• **Exercise**: Set down every line of the items below verbatim, leaving the pictures out of your answer.

• **Provided data**:

□ □ □

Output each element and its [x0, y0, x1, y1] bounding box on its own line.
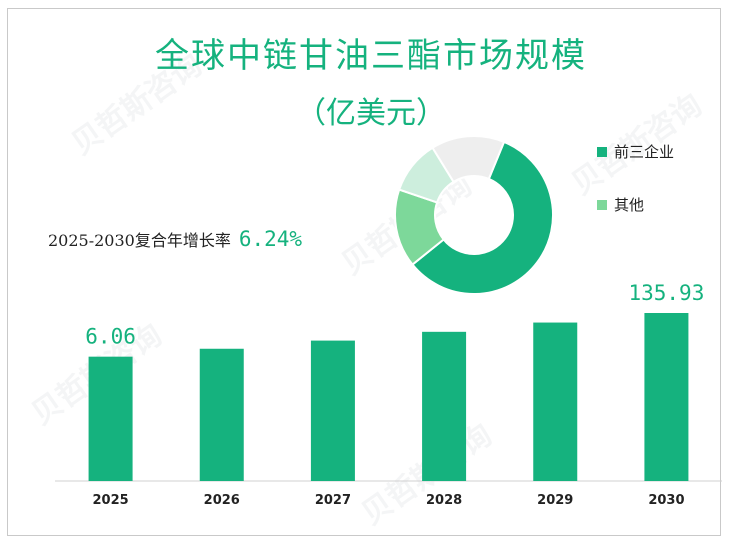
cagr-value: 6.24% [238, 227, 303, 251]
legend-item-other: 其他 [597, 194, 644, 215]
bar-2026 [199, 348, 244, 481]
x-tick-label-2027: 2027 [315, 493, 351, 508]
bar-2025 [88, 356, 133, 481]
bar-2030 [644, 313, 689, 481]
legend-item-top3: 前三企业 [597, 141, 674, 162]
bar-2028 [422, 331, 467, 481]
cagr-label: 2025-2030复合年增长率 [48, 231, 231, 250]
x-tick-label-2025: 2025 [92, 493, 128, 508]
cagr-text: 2025-2030复合年增长率 6.24% [48, 227, 302, 251]
legend-label-other: 其他 [614, 196, 645, 214]
data-label-2025: 6.06 [85, 325, 136, 349]
x-tick-label-2030: 2030 [648, 493, 684, 508]
legend-swatch-other [597, 199, 607, 210]
x-tick-label-2026: 2026 [204, 493, 240, 508]
data-label-2030: 135.93 [628, 281, 704, 305]
chart-subtitle: （亿美元） [296, 96, 446, 131]
legend-label-top3: 前三企业 [614, 143, 675, 161]
chart-title: 全球中链甘油三酯市场规模 [155, 36, 587, 76]
pie-slice-1 [411, 140, 554, 295]
x-tick-label-2028: 2028 [426, 493, 462, 508]
bar-2027 [310, 340, 355, 481]
bar-2029 [533, 322, 578, 481]
pie-slice-4 [431, 135, 506, 184]
legend-swatch-top3 [597, 146, 607, 157]
x-tick-label-2029: 2029 [537, 493, 573, 508]
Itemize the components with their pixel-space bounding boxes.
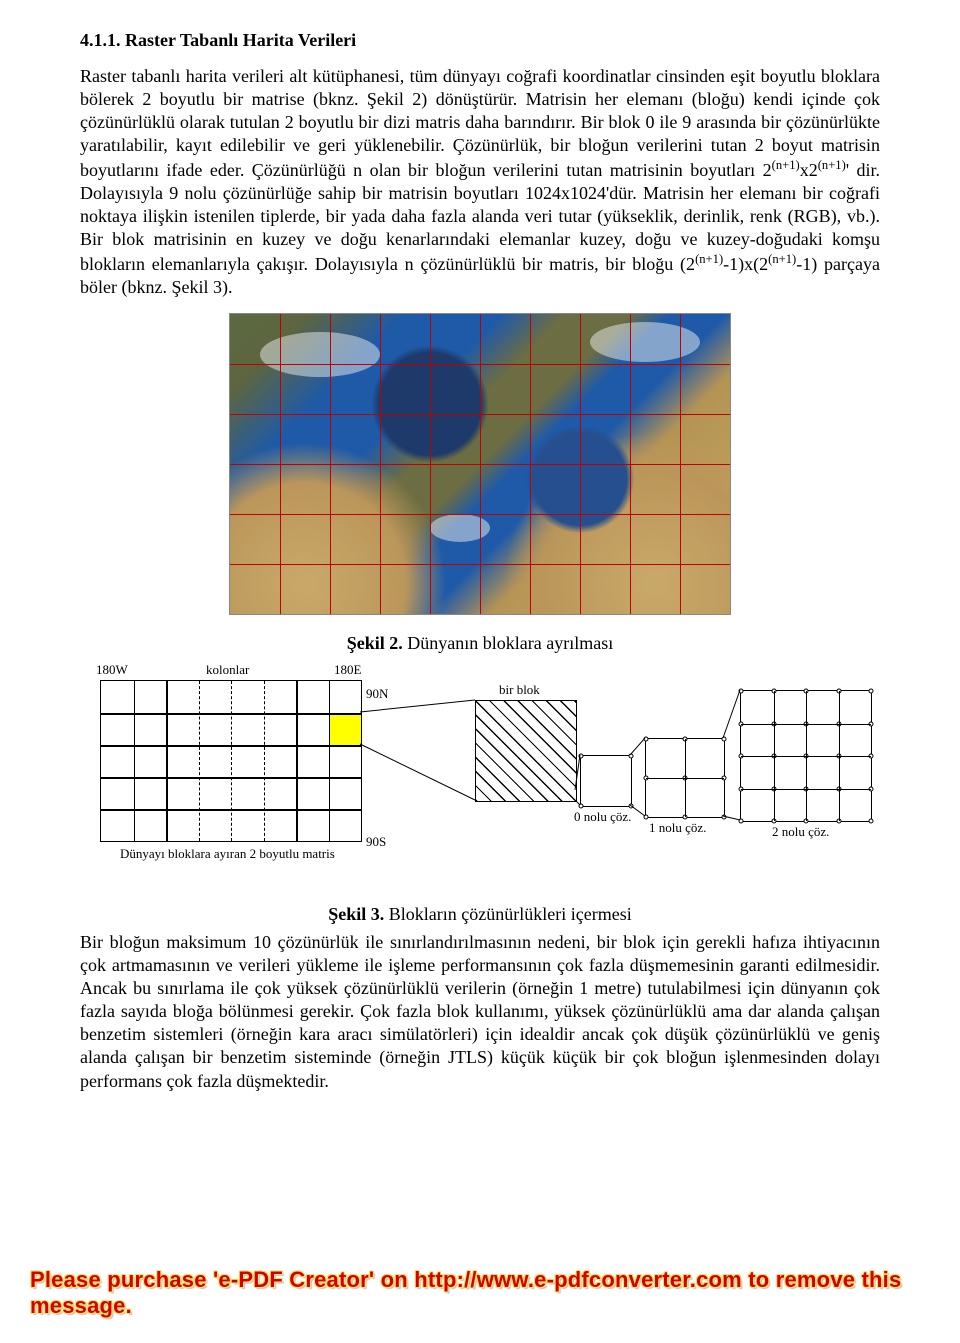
p1-sup2: (n+1) (818, 158, 846, 172)
section-heading: 4.1.1. Raster Tabanlı Harita Verileri (80, 30, 880, 51)
figure-3-caption: Şekil 3. Blokların çözünürlükleri içerme… (80, 904, 880, 925)
cloud-shape (430, 514, 490, 542)
satellite-map (229, 313, 731, 615)
paragraph-1: Raster tabanlı harita verileri alt kütüp… (80, 65, 880, 299)
p1-b: x2 (800, 160, 818, 180)
cloud-shape (590, 322, 700, 362)
p1-sup4: (n+1) (768, 252, 796, 266)
p1-a: Raster tabanlı harita verileri alt kütüp… (80, 66, 880, 180)
fig2-rest: Dünyanın bloklara ayrılması (403, 633, 613, 653)
fig3-bold: Şekil 3. (328, 904, 384, 924)
figure-2-map (80, 313, 880, 615)
paragraph-2: Bir bloğun maksimum 10 çözünürlük ile sı… (80, 931, 880, 1092)
page: 4.1.1. Raster Tabanlı Harita Verileri Ra… (0, 0, 960, 1343)
fig3-rest: Blokların çözünürlükleri içermesi (384, 904, 631, 924)
figure-2-caption: Şekil 2. Dünyanın bloklara ayrılması (80, 633, 880, 654)
fig2-bold: Şekil 2. (347, 633, 403, 653)
diagram-connectors (80, 660, 880, 890)
heading-number: 4.1.1. (80, 30, 121, 50)
heading-title: Raster Tabanlı Harita Verileri (125, 30, 356, 50)
figure-3-diagram: 180Wkolonlar180E90N90SDünyayı bloklara a… (80, 660, 880, 890)
p1-sup1: (n+1) (772, 158, 800, 172)
p1-sup3: (n+1) (695, 252, 723, 266)
cloud-shape (260, 332, 380, 377)
watermark-text: Please purchase 'e-PDF Creator' on http:… (30, 1267, 960, 1319)
p1-d: -1)x(2 (723, 254, 768, 274)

□ □ □

• **Written solution**:
Output each element and its [x0, y0, x1, y1] bounding box on its own line.
cagr-value: 6.24% [238, 227, 303, 251]
legend-item-other: 其他 [597, 194, 644, 215]
bar-2026 [199, 348, 244, 481]
x-tick-label-2027: 2027 [315, 493, 351, 508]
bar-2025 [88, 356, 133, 481]
bar-2030 [644, 313, 689, 481]
legend-item-top3: 前三企业 [597, 141, 674, 162]
bar-2028 [422, 331, 467, 481]
cagr-label: 2025-2030复合年增长率 [48, 231, 231, 250]
x-tick-label-2025: 2025 [92, 493, 128, 508]
cagr-text: 2025-2030复合年增长率 6.24% [48, 227, 302, 251]
legend-label-other: 其他 [614, 196, 645, 214]
data-label-2025: 6.06 [85, 325, 136, 349]
x-tick-label-2030: 2030 [648, 493, 684, 508]
legend-swatch-other [597, 199, 607, 210]
x-tick-label-2026: 2026 [204, 493, 240, 508]
data-label-2030: 135.93 [628, 281, 704, 305]
chart-subtitle: （亿美元） [296, 96, 446, 131]
legend-label-top3: 前三企业 [614, 143, 675, 161]
chart-title: 全球中链甘油三酯市场规模 [155, 36, 587, 76]
pie-slice-1 [411, 140, 554, 295]
x-tick-label-2028: 2028 [426, 493, 462, 508]
bar-2027 [310, 340, 355, 481]
bar-2029 [533, 322, 578, 481]
pie-slice-4 [431, 135, 506, 184]
legend-swatch-top3 [597, 146, 607, 157]
x-tick-label-2029: 2029 [537, 493, 573, 508]
Itemize the components with their pixel-space bounding boxes.
p1-sup2: (n+1) (818, 158, 846, 172)
section-heading: 4.1.1. Raster Tabanlı Harita Verileri (80, 30, 880, 51)
figure-3-caption: Şekil 3. Blokların çözünürlükleri içerme… (80, 904, 880, 925)
cloud-shape (430, 514, 490, 542)
satellite-map (229, 313, 731, 615)
paragraph-1: Raster tabanlı harita verileri alt kütüp… (80, 65, 880, 299)
p1-b: x2 (800, 160, 818, 180)
cloud-shape (590, 322, 700, 362)
p1-sup4: (n+1) (768, 252, 796, 266)
p1-a: Raster tabanlı harita verileri alt kütüp… (80, 66, 880, 180)
fig2-rest: Dünyanın bloklara ayrılması (403, 633, 613, 653)
fig3-bold: Şekil 3. (328, 904, 384, 924)
figure-2-map (80, 313, 880, 615)
paragraph-2: Bir bloğun maksimum 10 çözünürlük ile sı… (80, 931, 880, 1092)
page: 4.1.1. Raster Tabanlı Harita Verileri Ra… (0, 0, 960, 1343)
fig3-rest: Blokların çözünürlükleri içermesi (384, 904, 631, 924)
figure-2-caption: Şekil 2. Dünyanın bloklara ayrılması (80, 633, 880, 654)
fig2-bold: Şekil 2. (347, 633, 403, 653)
diagram-connectors (80, 660, 880, 890)
heading-number: 4.1.1. (80, 30, 121, 50)
heading-title: Raster Tabanlı Harita Verileri (125, 30, 356, 50)
figure-3-diagram: 180Wkolonlar180E90N90SDünyayı bloklara a… (80, 660, 880, 890)
p1-sup1: (n+1) (772, 158, 800, 172)
p1-sup3: (n+1) (695, 252, 723, 266)
cloud-shape (260, 332, 380, 377)
watermark-text: Please purchase 'e-PDF Creator' on http:… (30, 1267, 960, 1319)
p1-d: -1)x(2 (723, 254, 768, 274)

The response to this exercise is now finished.